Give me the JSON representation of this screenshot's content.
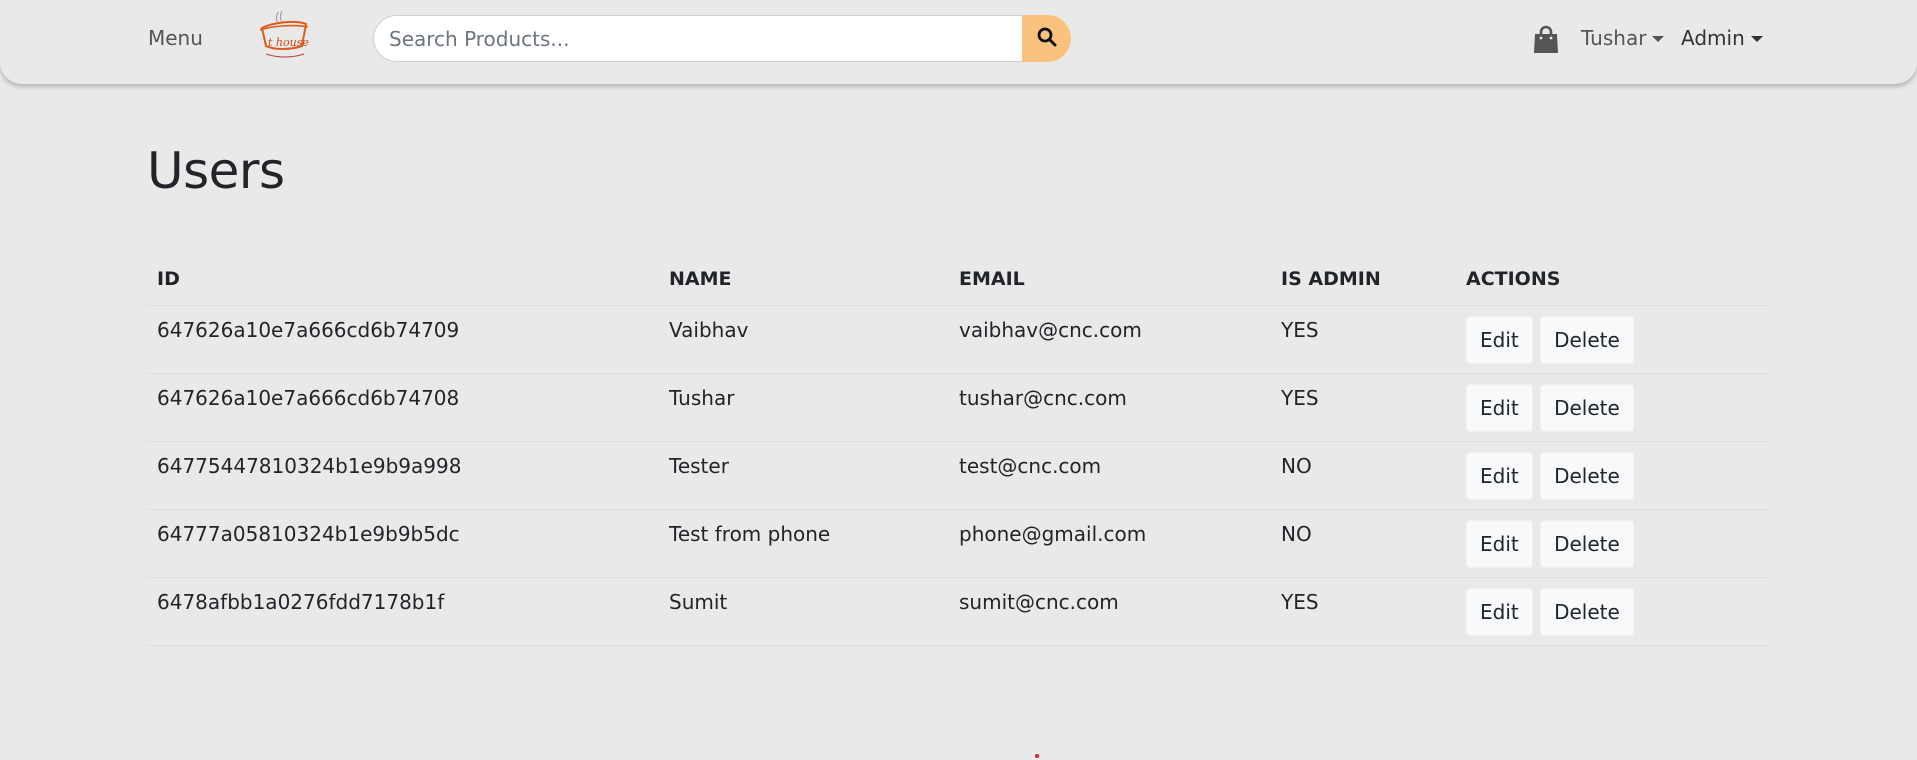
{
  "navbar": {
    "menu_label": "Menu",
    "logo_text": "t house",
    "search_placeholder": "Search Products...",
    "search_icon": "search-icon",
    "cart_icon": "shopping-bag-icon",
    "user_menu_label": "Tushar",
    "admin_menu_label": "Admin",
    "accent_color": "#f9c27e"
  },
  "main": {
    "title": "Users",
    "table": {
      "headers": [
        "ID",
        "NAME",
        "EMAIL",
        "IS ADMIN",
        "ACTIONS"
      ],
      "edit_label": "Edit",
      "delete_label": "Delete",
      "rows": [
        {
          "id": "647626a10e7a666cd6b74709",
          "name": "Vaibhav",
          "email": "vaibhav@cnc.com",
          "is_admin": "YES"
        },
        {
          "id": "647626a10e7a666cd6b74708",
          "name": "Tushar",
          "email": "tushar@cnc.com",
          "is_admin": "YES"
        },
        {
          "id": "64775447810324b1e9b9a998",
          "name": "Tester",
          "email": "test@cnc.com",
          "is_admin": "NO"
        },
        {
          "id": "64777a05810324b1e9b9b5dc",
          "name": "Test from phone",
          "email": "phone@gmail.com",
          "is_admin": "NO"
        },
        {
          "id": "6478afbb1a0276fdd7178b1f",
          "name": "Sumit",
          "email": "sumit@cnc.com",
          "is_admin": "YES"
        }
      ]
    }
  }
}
━━━━━━━━━━━━━━━━
Return all of the data exactly as written, and drop the pictures.

## Problem solution:
Give me the JSON representation of this screenshot's content.
{
  "navbar": {
    "menu_label": "Menu",
    "logo_text": "t house",
    "search_placeholder": "Search Products...",
    "search_icon": "search-icon",
    "cart_icon": "shopping-bag-icon",
    "user_menu_label": "Tushar",
    "admin_menu_label": "Admin",
    "accent_color": "#f9c27e"
  },
  "main": {
    "title": "Users",
    "table": {
      "headers": [
        "ID",
        "NAME",
        "EMAIL",
        "IS ADMIN",
        "ACTIONS"
      ],
      "edit_label": "Edit",
      "delete_label": "Delete",
      "rows": [
        {
          "id": "647626a10e7a666cd6b74709",
          "name": "Vaibhav",
          "email": "vaibhav@cnc.com",
          "is_admin": "YES"
        },
        {
          "id": "647626a10e7a666cd6b74708",
          "name": "Tushar",
          "email": "tushar@cnc.com",
          "is_admin": "YES"
        },
        {
          "id": "64775447810324b1e9b9a998",
          "name": "Tester",
          "email": "test@cnc.com",
          "is_admin": "NO"
        },
        {
          "id": "64777a05810324b1e9b9b5dc",
          "name": "Test from phone",
          "email": "phone@gmail.com",
          "is_admin": "NO"
        },
        {
          "id": "6478afbb1a0276fdd7178b1f",
          "name": "Sumit",
          "email": "sumit@cnc.com",
          "is_admin": "YES"
        }
      ]
    }
  }
}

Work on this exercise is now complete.